Task objective
Report the count of lines below that include "Emission", without any other text.
-.-.-
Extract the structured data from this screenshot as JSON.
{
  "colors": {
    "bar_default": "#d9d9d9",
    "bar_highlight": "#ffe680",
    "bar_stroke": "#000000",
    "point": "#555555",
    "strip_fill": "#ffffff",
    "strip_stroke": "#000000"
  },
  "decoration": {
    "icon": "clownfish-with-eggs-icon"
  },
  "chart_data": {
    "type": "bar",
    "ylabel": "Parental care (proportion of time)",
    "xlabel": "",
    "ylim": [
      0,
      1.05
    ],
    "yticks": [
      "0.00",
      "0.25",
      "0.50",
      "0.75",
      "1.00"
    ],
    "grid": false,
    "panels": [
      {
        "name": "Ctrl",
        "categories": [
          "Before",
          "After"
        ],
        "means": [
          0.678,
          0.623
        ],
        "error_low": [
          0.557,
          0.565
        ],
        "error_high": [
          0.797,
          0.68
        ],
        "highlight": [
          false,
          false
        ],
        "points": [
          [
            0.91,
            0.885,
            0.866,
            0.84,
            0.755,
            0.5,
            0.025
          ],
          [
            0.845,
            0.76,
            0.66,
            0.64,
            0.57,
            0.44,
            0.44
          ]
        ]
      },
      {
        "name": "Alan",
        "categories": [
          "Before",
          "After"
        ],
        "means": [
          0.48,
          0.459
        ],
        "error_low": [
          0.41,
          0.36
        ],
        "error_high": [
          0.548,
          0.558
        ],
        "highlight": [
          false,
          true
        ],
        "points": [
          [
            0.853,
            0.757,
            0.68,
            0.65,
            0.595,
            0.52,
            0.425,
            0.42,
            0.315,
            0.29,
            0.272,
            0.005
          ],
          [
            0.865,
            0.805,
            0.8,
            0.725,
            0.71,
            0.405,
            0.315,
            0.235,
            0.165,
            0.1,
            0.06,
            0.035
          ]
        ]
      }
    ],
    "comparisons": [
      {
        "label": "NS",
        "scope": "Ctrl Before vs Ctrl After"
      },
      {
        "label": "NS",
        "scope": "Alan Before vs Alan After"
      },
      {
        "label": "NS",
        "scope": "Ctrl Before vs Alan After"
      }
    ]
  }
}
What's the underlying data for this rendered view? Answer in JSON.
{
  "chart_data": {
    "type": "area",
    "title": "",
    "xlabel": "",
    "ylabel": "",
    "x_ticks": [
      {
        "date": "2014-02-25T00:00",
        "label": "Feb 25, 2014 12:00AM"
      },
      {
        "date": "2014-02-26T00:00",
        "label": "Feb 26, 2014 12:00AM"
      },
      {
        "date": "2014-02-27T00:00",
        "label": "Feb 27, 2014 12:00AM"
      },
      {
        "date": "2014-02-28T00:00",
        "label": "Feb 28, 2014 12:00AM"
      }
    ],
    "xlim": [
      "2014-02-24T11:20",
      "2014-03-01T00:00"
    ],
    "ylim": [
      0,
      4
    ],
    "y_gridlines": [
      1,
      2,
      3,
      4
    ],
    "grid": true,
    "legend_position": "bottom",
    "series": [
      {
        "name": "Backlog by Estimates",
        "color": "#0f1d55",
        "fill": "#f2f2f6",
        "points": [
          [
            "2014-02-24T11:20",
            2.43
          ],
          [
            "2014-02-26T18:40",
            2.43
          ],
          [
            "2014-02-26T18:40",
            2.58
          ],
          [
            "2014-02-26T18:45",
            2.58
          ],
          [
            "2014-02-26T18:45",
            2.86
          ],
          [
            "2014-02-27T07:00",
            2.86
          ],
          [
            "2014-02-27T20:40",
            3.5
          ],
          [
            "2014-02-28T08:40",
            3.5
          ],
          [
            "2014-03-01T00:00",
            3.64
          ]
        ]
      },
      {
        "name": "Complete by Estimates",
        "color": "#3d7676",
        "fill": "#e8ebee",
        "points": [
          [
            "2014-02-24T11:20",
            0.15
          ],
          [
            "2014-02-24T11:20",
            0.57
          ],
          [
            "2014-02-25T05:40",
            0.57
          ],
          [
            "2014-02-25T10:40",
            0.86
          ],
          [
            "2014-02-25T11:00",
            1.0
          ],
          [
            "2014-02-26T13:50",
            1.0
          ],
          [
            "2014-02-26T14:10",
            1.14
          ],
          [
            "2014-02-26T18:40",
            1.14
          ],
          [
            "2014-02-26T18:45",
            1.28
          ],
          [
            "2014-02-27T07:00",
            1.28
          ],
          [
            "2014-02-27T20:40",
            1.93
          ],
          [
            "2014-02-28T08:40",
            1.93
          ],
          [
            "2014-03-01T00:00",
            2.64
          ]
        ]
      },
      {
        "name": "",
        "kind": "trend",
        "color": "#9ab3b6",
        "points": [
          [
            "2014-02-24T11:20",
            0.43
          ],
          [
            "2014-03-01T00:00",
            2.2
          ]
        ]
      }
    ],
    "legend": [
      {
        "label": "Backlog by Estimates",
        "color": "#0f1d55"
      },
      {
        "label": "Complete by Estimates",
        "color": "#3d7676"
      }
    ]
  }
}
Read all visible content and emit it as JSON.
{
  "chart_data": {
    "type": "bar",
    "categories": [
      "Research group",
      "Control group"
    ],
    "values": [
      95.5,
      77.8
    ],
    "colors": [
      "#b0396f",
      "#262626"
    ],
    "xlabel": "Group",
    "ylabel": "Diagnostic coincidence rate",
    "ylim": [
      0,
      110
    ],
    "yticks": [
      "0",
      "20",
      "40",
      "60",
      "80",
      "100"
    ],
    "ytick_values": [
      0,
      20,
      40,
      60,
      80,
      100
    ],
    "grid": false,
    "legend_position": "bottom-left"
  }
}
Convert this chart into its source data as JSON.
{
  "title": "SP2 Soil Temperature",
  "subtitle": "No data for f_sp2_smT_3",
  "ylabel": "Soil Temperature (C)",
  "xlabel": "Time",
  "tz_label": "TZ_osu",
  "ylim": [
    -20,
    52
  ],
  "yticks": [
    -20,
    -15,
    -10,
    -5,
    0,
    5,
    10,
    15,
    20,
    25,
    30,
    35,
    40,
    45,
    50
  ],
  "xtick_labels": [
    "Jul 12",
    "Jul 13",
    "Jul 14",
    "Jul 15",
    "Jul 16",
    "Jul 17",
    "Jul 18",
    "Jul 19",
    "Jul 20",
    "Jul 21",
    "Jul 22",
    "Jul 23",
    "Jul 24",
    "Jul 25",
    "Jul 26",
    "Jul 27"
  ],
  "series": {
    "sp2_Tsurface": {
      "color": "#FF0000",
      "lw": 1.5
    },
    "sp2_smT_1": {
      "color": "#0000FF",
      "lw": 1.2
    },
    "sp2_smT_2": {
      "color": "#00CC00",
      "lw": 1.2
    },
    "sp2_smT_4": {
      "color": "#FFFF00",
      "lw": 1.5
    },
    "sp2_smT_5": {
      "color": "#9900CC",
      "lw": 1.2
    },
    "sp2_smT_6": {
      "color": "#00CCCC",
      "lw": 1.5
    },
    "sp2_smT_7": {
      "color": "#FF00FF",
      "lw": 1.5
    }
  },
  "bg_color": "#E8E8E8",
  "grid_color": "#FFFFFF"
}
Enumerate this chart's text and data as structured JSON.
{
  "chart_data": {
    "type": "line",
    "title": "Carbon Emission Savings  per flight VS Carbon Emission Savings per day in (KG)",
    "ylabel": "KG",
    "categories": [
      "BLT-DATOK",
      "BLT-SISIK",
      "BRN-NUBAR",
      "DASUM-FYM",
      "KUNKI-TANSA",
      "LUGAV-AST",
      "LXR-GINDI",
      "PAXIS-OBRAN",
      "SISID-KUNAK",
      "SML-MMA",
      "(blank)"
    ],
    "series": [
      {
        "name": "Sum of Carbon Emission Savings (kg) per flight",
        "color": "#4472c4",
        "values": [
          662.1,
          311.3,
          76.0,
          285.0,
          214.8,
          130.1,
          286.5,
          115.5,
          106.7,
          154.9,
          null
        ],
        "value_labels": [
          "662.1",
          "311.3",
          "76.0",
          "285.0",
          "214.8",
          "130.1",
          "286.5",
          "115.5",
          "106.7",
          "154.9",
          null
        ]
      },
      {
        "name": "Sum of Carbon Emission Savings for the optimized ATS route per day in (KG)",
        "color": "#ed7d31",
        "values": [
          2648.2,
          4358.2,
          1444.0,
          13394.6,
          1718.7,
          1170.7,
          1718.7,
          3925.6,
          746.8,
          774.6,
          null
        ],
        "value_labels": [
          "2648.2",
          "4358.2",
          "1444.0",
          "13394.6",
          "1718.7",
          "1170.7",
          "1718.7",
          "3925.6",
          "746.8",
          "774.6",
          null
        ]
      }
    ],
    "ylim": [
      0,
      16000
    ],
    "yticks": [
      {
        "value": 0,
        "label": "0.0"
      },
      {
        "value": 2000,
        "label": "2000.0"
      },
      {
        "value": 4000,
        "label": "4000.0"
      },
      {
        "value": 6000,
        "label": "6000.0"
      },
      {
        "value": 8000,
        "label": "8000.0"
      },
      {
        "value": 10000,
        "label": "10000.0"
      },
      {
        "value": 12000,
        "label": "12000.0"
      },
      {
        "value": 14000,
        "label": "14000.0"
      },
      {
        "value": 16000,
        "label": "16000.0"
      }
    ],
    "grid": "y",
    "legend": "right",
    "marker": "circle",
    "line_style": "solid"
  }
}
-.-.-
Problem solution
3